(Dataset entries)
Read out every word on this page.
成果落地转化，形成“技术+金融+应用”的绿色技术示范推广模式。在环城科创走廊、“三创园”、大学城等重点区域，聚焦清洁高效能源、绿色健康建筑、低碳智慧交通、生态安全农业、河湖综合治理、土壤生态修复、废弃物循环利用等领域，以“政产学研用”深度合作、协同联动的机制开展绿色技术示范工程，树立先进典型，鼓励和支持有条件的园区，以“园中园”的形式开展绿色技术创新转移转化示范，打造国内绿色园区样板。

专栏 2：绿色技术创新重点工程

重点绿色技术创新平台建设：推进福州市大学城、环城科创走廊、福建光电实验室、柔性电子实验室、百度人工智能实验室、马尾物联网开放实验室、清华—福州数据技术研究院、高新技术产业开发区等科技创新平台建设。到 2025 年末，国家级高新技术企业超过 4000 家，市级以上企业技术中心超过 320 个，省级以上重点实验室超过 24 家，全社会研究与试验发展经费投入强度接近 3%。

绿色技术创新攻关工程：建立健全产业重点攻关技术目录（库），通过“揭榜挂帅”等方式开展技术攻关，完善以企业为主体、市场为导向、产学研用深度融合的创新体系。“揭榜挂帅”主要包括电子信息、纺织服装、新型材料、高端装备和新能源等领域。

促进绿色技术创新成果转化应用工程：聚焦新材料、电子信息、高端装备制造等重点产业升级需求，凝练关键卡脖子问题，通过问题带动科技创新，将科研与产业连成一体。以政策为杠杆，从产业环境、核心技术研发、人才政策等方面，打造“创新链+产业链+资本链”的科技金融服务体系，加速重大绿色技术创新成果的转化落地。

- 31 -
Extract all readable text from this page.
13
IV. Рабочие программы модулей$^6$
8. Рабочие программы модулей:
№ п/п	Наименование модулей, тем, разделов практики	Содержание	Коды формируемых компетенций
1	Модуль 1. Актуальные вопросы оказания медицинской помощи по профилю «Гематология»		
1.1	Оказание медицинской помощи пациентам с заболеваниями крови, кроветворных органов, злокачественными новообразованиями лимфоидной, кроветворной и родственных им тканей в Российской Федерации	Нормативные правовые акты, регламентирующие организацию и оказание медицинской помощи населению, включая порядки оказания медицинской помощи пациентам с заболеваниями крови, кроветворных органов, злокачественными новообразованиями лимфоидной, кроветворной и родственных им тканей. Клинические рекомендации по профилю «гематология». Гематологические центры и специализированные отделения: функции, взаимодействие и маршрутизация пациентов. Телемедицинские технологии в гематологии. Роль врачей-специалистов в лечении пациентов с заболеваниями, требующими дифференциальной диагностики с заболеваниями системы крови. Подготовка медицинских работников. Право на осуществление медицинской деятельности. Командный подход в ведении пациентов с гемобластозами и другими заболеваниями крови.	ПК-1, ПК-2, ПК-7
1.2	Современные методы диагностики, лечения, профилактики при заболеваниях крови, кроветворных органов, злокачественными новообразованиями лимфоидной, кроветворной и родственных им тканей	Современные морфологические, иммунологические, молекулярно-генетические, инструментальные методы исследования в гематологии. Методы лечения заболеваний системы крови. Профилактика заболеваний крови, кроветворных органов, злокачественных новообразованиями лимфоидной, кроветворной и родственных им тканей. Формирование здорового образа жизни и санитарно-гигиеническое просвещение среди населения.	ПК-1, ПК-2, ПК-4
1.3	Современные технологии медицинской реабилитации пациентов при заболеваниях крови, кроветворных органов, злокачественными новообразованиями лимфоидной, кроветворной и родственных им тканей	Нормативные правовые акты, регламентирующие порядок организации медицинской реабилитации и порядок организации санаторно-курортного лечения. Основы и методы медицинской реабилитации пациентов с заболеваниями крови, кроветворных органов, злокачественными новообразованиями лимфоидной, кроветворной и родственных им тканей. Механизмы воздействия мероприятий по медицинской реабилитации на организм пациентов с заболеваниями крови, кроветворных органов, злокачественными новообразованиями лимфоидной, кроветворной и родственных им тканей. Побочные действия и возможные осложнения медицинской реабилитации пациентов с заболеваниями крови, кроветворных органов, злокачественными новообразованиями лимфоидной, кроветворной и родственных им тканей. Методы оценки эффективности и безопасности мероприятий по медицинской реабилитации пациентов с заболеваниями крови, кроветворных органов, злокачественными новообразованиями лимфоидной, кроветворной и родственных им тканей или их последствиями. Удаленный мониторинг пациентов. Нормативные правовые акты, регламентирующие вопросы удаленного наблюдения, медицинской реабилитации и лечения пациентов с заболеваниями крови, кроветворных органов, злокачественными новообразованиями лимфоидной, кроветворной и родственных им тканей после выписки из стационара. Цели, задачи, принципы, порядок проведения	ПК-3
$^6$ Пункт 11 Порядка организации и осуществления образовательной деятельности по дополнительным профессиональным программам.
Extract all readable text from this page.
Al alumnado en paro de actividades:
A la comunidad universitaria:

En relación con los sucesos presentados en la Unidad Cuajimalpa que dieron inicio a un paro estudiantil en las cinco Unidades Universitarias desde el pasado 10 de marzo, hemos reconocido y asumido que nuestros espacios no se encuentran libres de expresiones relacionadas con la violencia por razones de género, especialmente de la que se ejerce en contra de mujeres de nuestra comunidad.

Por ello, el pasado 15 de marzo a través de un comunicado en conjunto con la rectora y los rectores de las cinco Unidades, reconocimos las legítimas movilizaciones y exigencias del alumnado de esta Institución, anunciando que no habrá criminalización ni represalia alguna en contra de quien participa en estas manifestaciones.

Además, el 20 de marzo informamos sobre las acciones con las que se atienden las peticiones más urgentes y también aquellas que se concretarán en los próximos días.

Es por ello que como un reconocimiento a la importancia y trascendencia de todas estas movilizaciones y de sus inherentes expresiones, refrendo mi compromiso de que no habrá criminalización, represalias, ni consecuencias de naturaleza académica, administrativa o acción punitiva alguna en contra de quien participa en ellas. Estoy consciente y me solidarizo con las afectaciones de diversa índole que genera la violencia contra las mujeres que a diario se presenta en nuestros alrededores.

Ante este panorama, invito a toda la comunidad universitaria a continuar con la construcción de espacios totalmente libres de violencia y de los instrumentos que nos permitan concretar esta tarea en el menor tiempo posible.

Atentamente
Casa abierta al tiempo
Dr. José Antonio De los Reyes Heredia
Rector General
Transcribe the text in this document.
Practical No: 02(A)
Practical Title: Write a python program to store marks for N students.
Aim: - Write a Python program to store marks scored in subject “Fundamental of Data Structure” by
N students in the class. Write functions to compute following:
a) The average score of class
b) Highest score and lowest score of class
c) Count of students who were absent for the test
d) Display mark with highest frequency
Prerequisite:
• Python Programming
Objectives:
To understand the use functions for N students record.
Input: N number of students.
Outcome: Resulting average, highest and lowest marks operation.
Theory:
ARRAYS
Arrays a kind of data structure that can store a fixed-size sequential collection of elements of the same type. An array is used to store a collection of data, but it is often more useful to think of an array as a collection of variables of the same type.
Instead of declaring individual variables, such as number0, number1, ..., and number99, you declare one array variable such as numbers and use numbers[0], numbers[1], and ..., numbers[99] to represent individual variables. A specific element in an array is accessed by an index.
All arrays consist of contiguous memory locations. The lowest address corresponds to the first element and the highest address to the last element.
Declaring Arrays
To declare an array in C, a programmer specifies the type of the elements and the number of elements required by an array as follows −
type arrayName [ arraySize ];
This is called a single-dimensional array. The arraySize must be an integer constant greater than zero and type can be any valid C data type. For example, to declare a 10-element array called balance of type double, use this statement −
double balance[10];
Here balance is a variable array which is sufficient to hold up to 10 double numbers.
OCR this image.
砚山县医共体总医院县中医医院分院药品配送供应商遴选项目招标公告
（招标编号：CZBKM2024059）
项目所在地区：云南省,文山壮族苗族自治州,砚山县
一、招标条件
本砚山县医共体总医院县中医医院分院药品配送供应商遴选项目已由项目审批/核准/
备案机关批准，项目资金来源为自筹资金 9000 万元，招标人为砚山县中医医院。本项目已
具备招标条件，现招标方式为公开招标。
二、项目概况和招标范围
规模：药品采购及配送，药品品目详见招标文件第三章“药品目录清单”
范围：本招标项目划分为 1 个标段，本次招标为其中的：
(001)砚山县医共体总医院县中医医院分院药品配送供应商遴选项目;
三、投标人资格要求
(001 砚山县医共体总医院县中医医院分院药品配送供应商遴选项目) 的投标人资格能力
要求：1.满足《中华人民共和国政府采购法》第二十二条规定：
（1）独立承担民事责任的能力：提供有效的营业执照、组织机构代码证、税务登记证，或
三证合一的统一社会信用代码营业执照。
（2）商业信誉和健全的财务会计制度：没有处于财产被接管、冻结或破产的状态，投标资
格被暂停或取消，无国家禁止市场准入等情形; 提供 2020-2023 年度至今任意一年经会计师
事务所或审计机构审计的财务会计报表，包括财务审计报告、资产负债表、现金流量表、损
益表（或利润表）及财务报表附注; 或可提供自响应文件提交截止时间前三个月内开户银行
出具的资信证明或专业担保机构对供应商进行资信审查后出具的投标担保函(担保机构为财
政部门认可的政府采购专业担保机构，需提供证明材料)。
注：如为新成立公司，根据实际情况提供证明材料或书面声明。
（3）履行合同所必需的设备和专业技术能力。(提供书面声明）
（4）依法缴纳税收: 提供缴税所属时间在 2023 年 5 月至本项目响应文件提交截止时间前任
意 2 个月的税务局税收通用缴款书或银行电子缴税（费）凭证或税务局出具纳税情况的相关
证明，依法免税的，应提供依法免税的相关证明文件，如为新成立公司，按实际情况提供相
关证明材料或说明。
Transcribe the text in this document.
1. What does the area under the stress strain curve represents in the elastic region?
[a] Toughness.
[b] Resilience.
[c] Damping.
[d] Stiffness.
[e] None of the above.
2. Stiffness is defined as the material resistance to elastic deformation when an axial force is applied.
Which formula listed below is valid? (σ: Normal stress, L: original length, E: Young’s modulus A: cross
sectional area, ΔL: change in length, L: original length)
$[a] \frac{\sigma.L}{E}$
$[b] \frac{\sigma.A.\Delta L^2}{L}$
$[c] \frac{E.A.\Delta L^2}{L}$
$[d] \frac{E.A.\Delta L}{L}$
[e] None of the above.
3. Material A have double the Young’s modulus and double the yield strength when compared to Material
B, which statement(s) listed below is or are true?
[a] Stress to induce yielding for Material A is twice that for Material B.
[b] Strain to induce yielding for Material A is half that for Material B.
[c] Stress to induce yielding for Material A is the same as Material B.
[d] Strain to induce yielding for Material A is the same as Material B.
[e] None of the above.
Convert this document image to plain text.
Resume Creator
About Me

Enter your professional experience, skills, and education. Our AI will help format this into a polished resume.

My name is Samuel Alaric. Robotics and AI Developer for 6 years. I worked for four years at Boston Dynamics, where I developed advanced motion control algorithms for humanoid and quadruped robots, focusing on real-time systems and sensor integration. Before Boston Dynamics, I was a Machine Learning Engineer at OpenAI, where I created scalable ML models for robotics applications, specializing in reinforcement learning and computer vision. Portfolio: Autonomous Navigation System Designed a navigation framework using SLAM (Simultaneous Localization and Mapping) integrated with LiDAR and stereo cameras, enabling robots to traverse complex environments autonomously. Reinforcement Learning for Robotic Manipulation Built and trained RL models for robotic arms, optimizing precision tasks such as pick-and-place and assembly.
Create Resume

### [Requirements]
Search the listing for the string "functions". Copy each line where it turns up.

### [Finished exercise]
N students in the class. Write functions to compute following:
To understand the use functions for N students record.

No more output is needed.